YOUR GOAL: Skip any picture you find and retype all the remaining lines exactly.

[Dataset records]
--*--
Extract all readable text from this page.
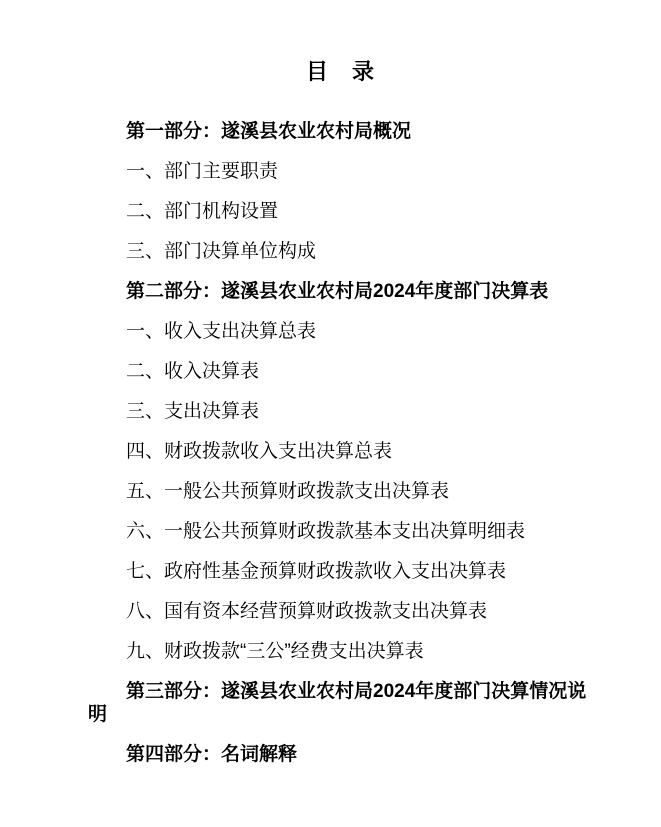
目　录

第一部分：遂溪县农业农村局概况

一、部门主要职责

二、部门机构设置

三、部门决算单位构成

第二部分：遂溪县农业农村局2024年度部门决算表

一、收入支出决算总表

二、收入决算表

三、支出决算表

四、财政拨款收入支出决算总表

五、一般公共预算财政拨款支出决算表

六、一般公共预算财政拨款基本支出决算明细表

七、政府性基金预算财政拨款收入支出决算表

八、国有资本经营预算财政拨款支出决算表

九、财政拨款“三公”经费支出决算表

第三部分：遂溪县农业农村局2024年度部门决算情况说明

第四部分：名词解释
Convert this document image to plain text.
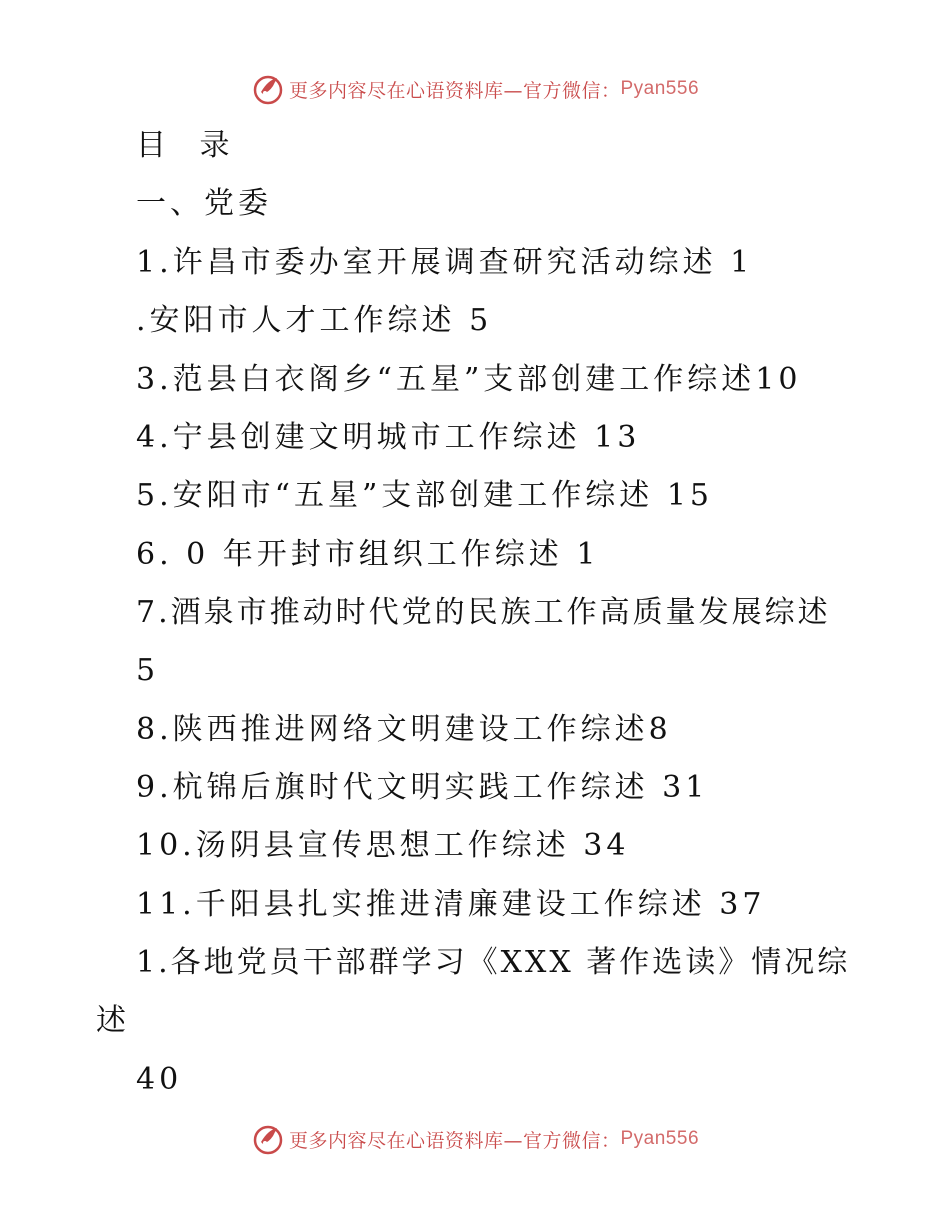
更多内容尽在心语资料库—官方微信： Pyan556
目 录
一、党委
1.许昌市委办室开展调查研究活动综述 1
.安阳市人才工作综述 5
3.范县白衣阁乡“五星”支部创建工作综述10
4.宁县创建文明城市工作综述 13
5.安阳市“五星”支部创建工作综述 15
6. 0 年开封市组织工作综述 1
7.酒泉市推动时代党的民族工作高质量发展综述
5
8.陕西推进网络文明建设工作综述8
9.杭锦后旗时代文明实践工作综述 31
10.汤阴县宣传思想工作综述 34
11.千阳县扎实推进清廉建设工作综述 37
1.各地党员干部群学习《XXX 著作选读》情况综
述
40
更多内容尽在心语资料库—官方微信： Pyan556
--*--
EXPECTED ANSWER:
Extract all readable text from this page.
目　录

第一部分：遂溪县农业农村局概况

一、部门主要职责

二、部门机构设置

三、部门决算单位构成

第二部分：遂溪县农业农村局2024年度部门决算表

一、收入支出决算总表

二、收入决算表

三、支出决算表

四、财政拨款收入支出决算总表

五、一般公共预算财政拨款支出决算表

六、一般公共预算财政拨款基本支出决算明细表

七、政府性基金预算财政拨款收入支出决算表

八、国有资本经营预算财政拨款支出决算表

九、财政拨款“三公”经费支出决算表

第三部分：遂溪县农业农村局2024年度部门决算情况说明

第四部分：名词解释
Convert this document image to plain text.
更多内容尽在心语资料库—官方微信： Pyan556
目 录
一、党委
1.许昌市委办室开展调查研究活动综述 1
.安阳市人才工作综述 5
3.范县白衣阁乡“五星”支部创建工作综述10
4.宁县创建文明城市工作综述 13
5.安阳市“五星”支部创建工作综述 15
6. 0 年开封市组织工作综述 1
7.酒泉市推动时代党的民族工作高质量发展综述
5
8.陕西推进网络文明建设工作综述8
9.杭锦后旗时代文明实践工作综述 31
10.汤阴县宣传思想工作综述 34
11.千阳县扎实推进清廉建设工作综述 37
1.各地党员干部群学习《XXX 著作选读》情况综
述
40
更多内容尽在心语资料库—官方微信： Pyan556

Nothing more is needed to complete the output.